Instructions to follow » Pick out each line with the word "Modern" from the material that follows.

Material »
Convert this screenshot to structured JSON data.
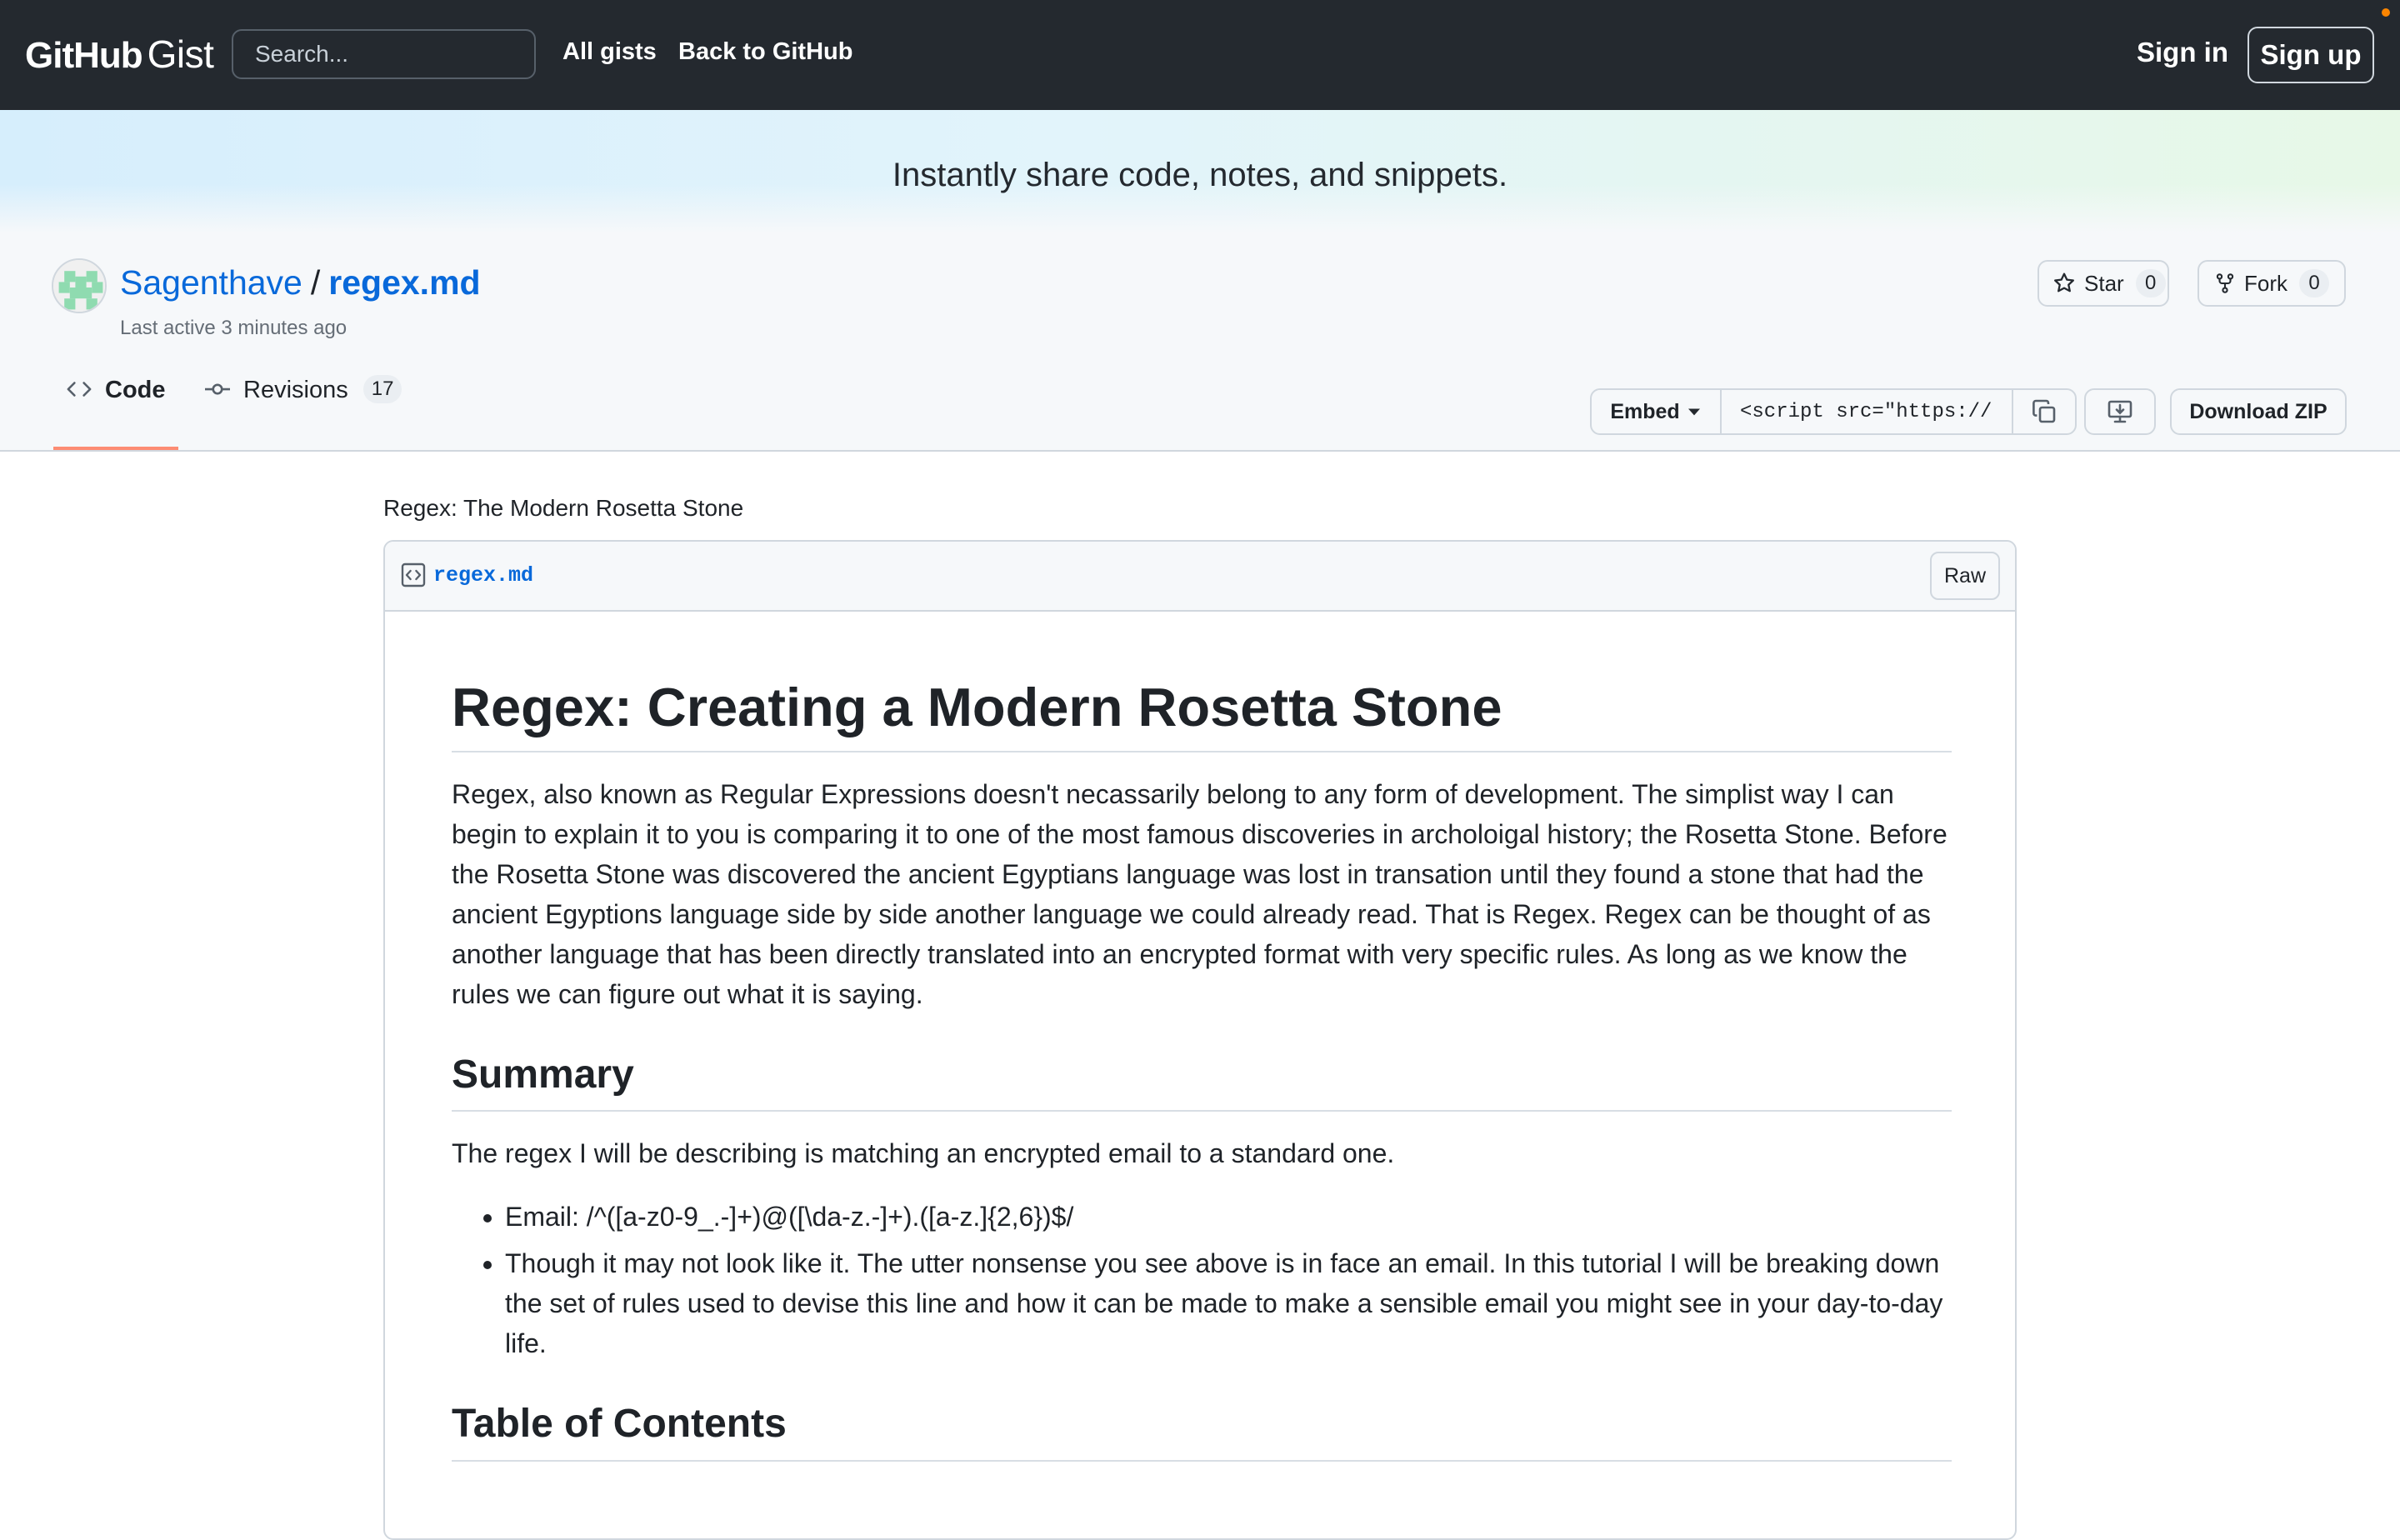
{
  "header": {
    "logo_github": "GitHub",
    "logo_gist": "Gist",
    "search_placeholder": "Search...",
    "nav": [
      "All gists",
      "Back to GitHub"
    ],
    "sign_in": "Sign in",
    "sign_up": "Sign up"
  },
  "banner": {
    "tagline": "Instantly share code, notes, and snippets."
  },
  "gist": {
    "owner": "Sagenthave",
    "separator": "/",
    "filename": "regex.md",
    "last_active": "Last active 3 minutes ago",
    "star_label": "Star",
    "star_count": "0",
    "fork_label": "Fork",
    "fork_count": "0"
  },
  "tabs": [
    {
      "label": "Code",
      "active": true
    },
    {
      "label": "Revisions",
      "count": "17"
    }
  ],
  "embed": {
    "label": "Embed",
    "value": "<script src=\"https://"
  },
  "download_zip": "Download ZIP",
  "file": {
    "description": "Regex: The Modern Rosetta Stone",
    "name": "regex.md",
    "raw": "Raw"
  },
  "content": {
    "h1": "Regex: Creating a Modern Rosetta Stone",
    "intro": "Regex, also known as Regular Expressions doesn't necassarily belong to any form of development. The simplist way I can begin to explain it to you is comparing it to one of the most famous discoveries in archoloigal history; the Rosetta Stone. Before the Rosetta Stone was discovered the ancient Egyptians language was lost in transation until they found a stone that had the ancient Egyptions language side by side another language we could already read. That is Regex. Regex can be thought of as another language that has been directly translated into an encrypted format with very specific rules. As long as we know the rules we can figure out what it is saying.",
    "summary_heading": "Summary",
    "summary_text": "The regex I will be describing is matching an encrypted email to a standard one.",
    "bullets": [
      "Email: /^([a-z0-9_.-]+)@([\\da-z.-]+).([a-z.]{2,6})$/",
      "Though it may not look like it. The utter nonsense you see above is in face an email. In this tutorial I will be breaking down the set of rules used to devise this line and how it can be made to make a sensible email you might see in your day-to-day life."
    ],
    "toc_heading": "Table of Contents"
  },
  "colors": {
    "header_bg": "#24292f",
    "link": "#0969da",
    "active_tab_underline": "#fd8c73"
  },
  "icons": [
    "star-icon",
    "fork-icon",
    "code-icon",
    "commit-icon",
    "caret-down-icon",
    "copy-icon",
    "desktop-download-icon",
    "file-code-icon"
  ]
}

Written reply »
    "description": "Regex: The Modern Rosetta Stone",
    "h1": "Regex: Creating a Modern Rosetta Stone",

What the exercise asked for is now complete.